* Objective
Give the number of lines in this listing that contain "Dewi", with no other words.

┌──

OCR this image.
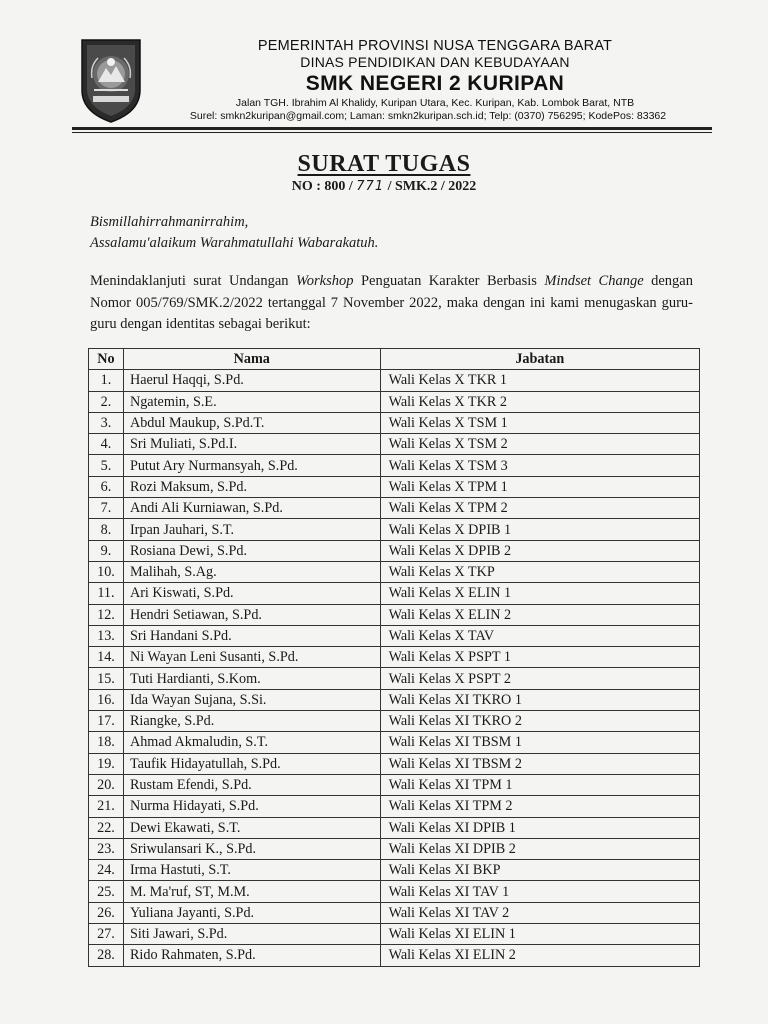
PEMERINTAH PROVINSI NUSA TENGGARA BARAT
DINAS PENDIDIKAN DAN KEBUDAYAAN
SMK NEGERI 2 KURIPAN
Jalan TGH. Ibrahim Al Khalidy, Kuripan Utara, Kec. Kuripan, Kab. Lombok Barat, NTB
Surel: smkn2kuripan@gmail.com; Laman: smkn2kuripan.sch.id; Telp: (0370) 756295; KodePos: 83362
SURAT TUGAS
NO : 800 / 771 / SMK.2 / 2022
Bismillahirrahmanirrahim,
Assalamu'alaikum Warahmatullahi Wabarakatuh.
Menindaklanjuti surat Undangan Workshop Penguatan Karakter Berbasis Mindset Change dengan Nomor 005/769/SMK.2/2022 tertanggal 7 November 2022, maka dengan ini kami menugaskan guru-guru dengan identitas sebagai berikut:
No	Nama	Jabatan
1.	Haerul Haqqi, S.Pd.	Wali Kelas X TKR 1
2.	Ngatemin, S.E.	Wali Kelas X TKR 2
3.	Abdul Maukup, S.Pd.T.	Wali Kelas X TSM 1
4.	Sri Muliati, S.Pd.I.	Wali Kelas X TSM 2
5.	Putut Ary Nurmansyah, S.Pd.	Wali Kelas X TSM 3
6.	Rozi Maksum, S.Pd.	Wali Kelas X TPM 1
7.	Andi Ali Kurniawan, S.Pd.	Wali Kelas X TPM 2
8.	Irpan Jauhari, S.T.	Wali Kelas X DPIB 1
9.	Rosiana Dewi, S.Pd.	Wali Kelas X DPIB 2
10.	Malihah, S.Ag.	Wali Kelas X TKP
11.	Ari Kiswati, S.Pd.	Wali Kelas X ELIN 1
12.	Hendri Setiawan, S.Pd.	Wali Kelas X ELIN 2
13.	Sri Handani S.Pd.	Wali Kelas X TAV
14.	Ni Wayan Leni Susanti, S.Pd.	Wali Kelas X PSPT 1
15.	Tuti Hardianti, S.Kom.	Wali Kelas X PSPT 2
16.	Ida Wayan Sujana, S.Si.	Wali Kelas XI TKRO 1
17.	Riangke, S.Pd.	Wali Kelas XI TKRO 2
18.	Ahmad Akmaludin, S.T.	Wali Kelas XI TBSM 1
19.	Taufik Hidayatullah, S.Pd.	Wali Kelas XI TBSM 2
20.	Rustam Efendi, S.Pd.	Wali Kelas XI TPM 1
21.	Nurma Hidayati, S.Pd.	Wali Kelas XI TPM 2
22.	Dewi Ekawati, S.T.	Wali Kelas XI DPIB 1
23.	Sriwulansari K., S.Pd.	Wali Kelas XI DPIB 2
24.	Irma Hastuti, S.T.	Wali Kelas XI BKP
25.	M. Ma'ruf, ST, M.M.	Wali Kelas XI TAV 1
26.	Yuliana Jayanti, S.Pd.	Wali Kelas XI TAV 2
27.	Siti Jawari, S.Pd.	Wali Kelas XI ELIN 1
28.	Rido Rahmaten, S.Pd.	Wali Kelas XI ELIN 2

└──

* Output
2